Collected data entries

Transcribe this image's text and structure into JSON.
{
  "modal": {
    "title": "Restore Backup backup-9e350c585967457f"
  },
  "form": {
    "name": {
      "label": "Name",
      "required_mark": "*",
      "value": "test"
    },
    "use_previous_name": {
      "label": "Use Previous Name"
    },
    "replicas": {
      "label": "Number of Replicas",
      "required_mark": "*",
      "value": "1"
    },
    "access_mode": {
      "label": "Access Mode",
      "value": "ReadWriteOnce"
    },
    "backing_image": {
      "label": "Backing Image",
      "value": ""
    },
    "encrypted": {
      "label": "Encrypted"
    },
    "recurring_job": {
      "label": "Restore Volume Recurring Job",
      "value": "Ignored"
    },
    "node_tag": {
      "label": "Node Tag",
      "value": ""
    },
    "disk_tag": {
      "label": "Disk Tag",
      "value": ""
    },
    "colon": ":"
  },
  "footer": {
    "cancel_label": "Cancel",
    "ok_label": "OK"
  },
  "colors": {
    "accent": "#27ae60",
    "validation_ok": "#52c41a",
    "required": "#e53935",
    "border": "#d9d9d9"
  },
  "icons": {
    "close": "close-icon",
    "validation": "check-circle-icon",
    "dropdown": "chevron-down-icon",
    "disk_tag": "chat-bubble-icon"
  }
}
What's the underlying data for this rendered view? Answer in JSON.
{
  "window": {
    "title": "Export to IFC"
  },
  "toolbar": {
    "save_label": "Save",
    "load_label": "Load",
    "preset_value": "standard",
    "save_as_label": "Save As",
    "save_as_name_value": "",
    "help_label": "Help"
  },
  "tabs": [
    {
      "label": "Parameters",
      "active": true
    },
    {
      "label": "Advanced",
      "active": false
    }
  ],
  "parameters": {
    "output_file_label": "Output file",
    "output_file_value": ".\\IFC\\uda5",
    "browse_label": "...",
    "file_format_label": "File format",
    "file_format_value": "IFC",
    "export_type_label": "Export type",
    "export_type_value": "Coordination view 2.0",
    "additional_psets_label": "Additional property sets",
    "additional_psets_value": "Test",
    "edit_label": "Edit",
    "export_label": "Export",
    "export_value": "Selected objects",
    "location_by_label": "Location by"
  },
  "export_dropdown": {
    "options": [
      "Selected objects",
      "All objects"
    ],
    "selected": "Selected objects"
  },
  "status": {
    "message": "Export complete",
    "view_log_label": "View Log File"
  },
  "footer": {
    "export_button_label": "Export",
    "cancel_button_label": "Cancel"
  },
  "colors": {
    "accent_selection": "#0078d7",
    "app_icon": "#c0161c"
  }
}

--

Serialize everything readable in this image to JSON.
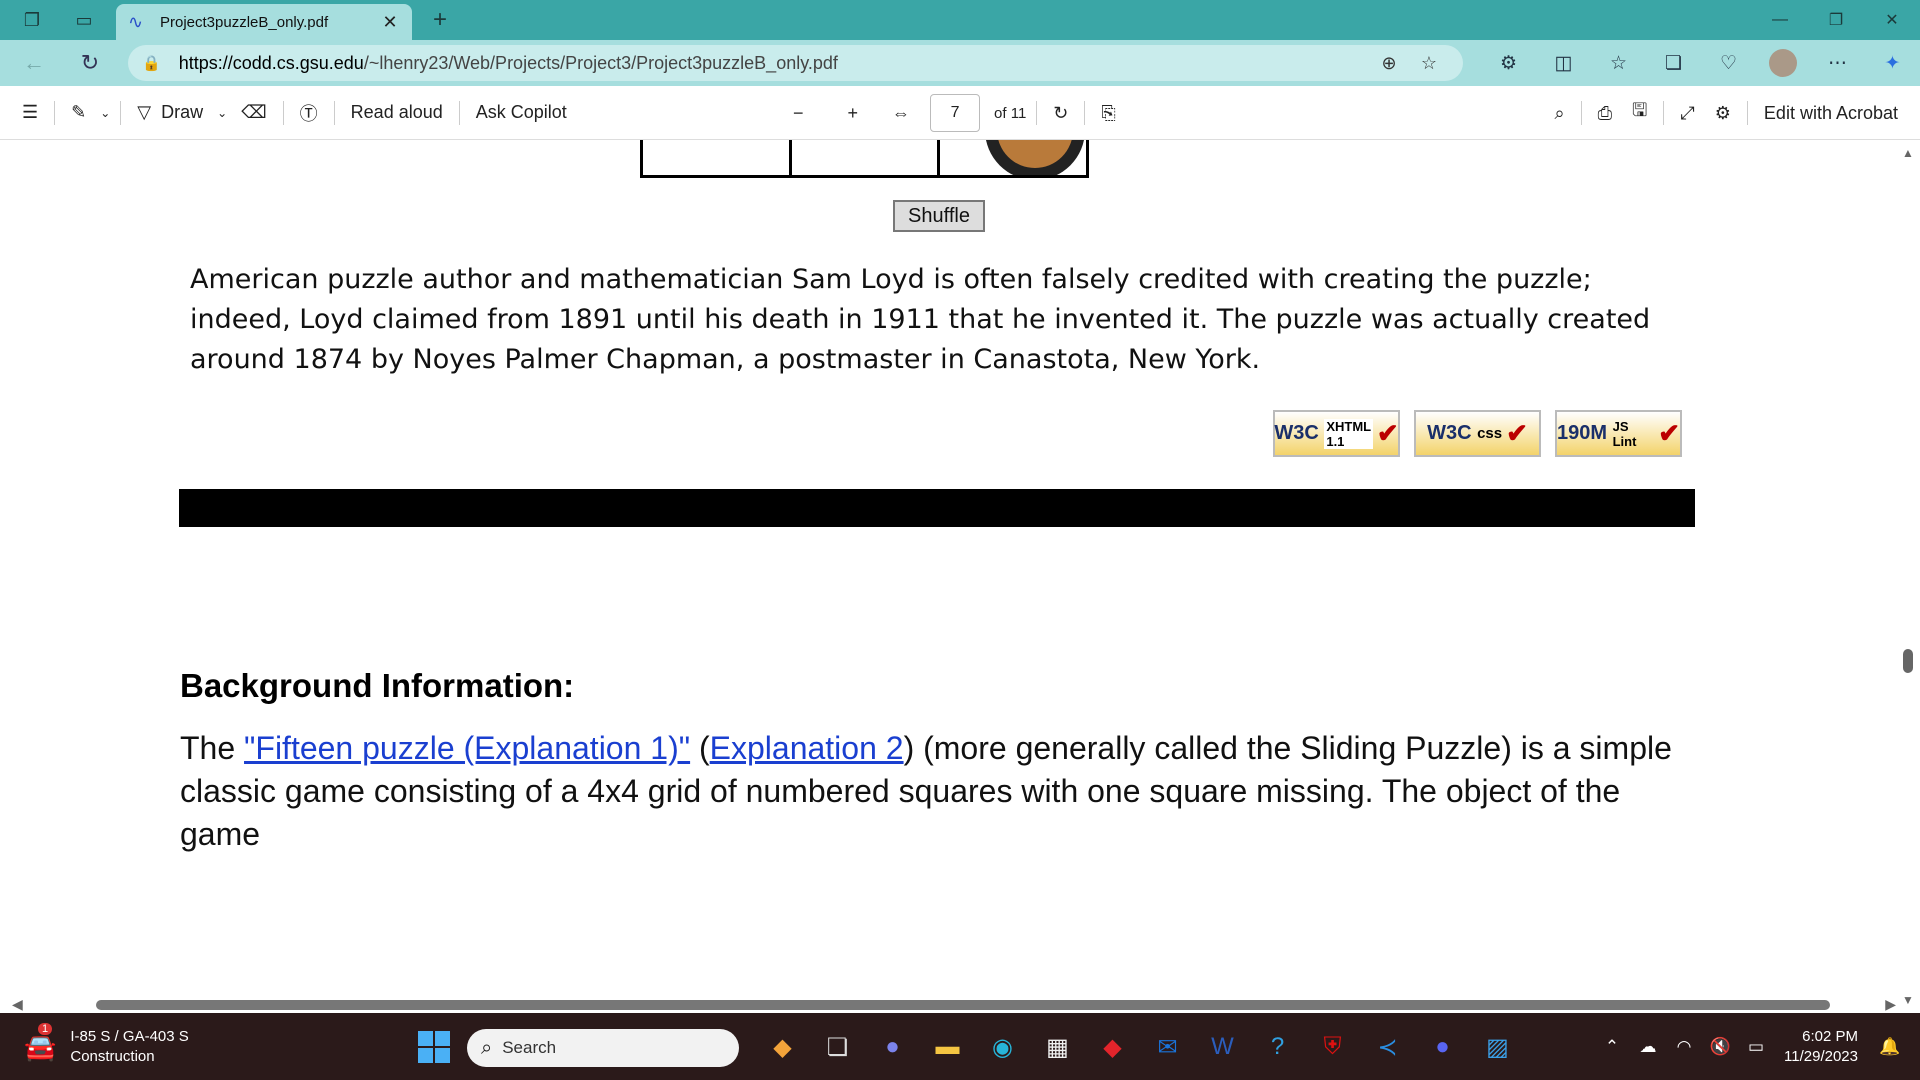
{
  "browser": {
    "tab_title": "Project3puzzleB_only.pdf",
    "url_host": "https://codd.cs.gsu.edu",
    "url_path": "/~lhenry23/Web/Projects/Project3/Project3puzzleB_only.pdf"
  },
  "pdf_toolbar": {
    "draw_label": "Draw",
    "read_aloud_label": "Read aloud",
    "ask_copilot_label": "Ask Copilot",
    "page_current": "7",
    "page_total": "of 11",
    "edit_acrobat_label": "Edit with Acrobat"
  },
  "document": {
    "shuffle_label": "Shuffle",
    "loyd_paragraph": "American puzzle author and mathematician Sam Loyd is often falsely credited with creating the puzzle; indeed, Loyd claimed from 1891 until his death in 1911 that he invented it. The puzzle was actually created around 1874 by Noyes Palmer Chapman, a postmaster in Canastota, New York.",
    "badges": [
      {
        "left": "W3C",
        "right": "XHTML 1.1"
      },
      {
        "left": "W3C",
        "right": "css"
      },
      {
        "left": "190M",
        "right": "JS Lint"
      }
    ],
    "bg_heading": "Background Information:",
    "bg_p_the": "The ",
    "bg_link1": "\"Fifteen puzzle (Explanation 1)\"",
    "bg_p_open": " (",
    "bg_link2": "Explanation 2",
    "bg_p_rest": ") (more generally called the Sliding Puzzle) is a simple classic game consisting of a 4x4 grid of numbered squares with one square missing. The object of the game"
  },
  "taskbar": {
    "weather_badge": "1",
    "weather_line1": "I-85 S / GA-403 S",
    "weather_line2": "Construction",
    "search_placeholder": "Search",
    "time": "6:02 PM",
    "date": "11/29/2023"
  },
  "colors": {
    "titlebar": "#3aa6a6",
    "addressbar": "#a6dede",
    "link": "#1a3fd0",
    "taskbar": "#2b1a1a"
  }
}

- _PROBLEM_
Gather all lines of the records that include the word "Cancel".

- _EXERCISE RESPONSE_
    "cancel_label": "Cancel",
    "cancel_button_label": "Cancel"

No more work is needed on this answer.